[Texto de origem]
————
Por várias vezes me identifiquei assistindo ao filme e quando isso acontecia era difícil de segurar as lágrimas. Até pensei por alguns instantes em desligar a TV e não continuar assistindo, por medo de com o filme eu reviver as mesmas dores do início da minha nova condição. Mas não, agora mais forte, dono de mim, da minha nova condição, consegui reviver o que se assemelhava à minha trajetória e sentir menos dores e cá estou, comentando com vocês, minha percepção.
————
[Tarefa 1] Diga se cada afirmação a seguir combina com o relato, respondendo sim ou não e citando as palavras do relato que decidem a resposta. (a) Quem escreve pensou em desligar a TV durante o filme. (b) Era fácil segurar as lágrimas nos momentos de identificação com o filme. (c) Ao reviver o que lembrava sua trajetória, quem escreve sentiu mais dores.
[Tarefa 2] Troque "TV" por "televisão" e escreva de novo o trecho do relato de "Por várias vezes" até "vocês, minha percepção.".

[Material fornecido]
————
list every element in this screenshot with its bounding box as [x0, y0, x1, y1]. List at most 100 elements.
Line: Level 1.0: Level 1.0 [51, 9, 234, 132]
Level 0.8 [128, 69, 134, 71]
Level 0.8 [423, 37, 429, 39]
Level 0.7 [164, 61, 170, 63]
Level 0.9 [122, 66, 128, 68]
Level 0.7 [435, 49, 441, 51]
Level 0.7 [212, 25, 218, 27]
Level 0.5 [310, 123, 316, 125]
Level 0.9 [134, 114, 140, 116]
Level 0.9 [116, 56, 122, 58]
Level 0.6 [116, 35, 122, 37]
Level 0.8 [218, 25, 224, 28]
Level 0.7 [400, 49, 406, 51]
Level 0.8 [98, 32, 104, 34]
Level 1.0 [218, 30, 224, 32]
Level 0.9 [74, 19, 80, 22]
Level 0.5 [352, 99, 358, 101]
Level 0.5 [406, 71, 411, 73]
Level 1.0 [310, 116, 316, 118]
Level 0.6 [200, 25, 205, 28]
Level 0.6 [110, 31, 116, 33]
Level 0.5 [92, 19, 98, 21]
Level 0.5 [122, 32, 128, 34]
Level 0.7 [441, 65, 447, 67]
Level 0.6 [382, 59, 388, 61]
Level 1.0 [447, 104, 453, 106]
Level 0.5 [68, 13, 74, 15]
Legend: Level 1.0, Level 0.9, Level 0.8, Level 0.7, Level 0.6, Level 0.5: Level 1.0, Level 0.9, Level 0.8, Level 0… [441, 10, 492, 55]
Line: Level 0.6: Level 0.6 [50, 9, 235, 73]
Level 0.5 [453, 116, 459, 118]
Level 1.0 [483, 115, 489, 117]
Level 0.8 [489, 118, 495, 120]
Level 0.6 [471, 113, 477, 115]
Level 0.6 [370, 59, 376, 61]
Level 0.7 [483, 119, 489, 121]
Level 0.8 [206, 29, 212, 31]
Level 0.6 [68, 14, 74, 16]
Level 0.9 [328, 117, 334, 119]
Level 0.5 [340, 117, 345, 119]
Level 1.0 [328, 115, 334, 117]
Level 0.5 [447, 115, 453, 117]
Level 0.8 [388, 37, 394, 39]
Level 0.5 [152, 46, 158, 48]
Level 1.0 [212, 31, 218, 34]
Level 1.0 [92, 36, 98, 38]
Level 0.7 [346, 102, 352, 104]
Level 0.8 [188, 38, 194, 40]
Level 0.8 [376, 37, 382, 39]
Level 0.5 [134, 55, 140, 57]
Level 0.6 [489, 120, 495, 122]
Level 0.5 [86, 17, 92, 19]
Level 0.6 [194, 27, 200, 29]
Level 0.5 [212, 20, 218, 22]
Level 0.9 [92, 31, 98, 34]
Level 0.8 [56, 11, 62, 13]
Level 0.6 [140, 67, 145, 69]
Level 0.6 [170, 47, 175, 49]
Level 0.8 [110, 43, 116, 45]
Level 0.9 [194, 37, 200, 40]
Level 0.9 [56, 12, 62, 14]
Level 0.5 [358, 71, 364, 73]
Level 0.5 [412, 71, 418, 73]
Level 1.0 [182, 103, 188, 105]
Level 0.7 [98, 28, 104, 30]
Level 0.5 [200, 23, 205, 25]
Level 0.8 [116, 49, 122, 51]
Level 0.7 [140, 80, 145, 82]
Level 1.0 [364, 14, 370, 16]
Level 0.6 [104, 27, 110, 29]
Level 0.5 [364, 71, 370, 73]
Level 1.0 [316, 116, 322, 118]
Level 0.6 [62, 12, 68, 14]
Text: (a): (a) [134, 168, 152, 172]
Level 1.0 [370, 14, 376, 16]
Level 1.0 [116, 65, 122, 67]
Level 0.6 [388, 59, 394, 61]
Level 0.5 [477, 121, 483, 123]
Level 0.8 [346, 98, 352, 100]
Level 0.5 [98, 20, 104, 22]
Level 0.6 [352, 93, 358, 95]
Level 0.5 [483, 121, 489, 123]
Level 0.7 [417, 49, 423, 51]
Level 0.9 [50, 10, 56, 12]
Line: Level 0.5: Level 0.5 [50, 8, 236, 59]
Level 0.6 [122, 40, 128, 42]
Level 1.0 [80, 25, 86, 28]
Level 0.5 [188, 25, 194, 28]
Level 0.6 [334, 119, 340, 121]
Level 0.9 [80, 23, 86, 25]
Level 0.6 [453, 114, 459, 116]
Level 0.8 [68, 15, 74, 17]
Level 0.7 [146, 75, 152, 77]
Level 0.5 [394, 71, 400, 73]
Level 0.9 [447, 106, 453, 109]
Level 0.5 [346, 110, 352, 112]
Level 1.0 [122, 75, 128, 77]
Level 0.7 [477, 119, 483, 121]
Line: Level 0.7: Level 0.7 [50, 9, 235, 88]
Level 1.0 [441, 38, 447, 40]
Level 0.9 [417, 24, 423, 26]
————
[Resposta final 1]
(a) Sim: "Até pensei por alguns instantes em desligar a TV".
(b) Não: "era difícil de segurar as lágrimas".
(c) Não: "sentir menos dores".

[Resposta final 2]
Por várias vezes me identifiquei assistindo ao filme e quando isso acontecia era difícil de segurar as lágrimas. Até pensei por alguns instantes em desligar a televisão e não continuar assistindo, por medo de com o filme eu reviver as mesmas dores do início da minha nova condição. Mas não, agora mais forte, dono de mim, da minha nova condição, consegui reviver o que se assemelhava à minha trajetória e sentir menos dores e cá estou, comentando com vocês, minha percepção.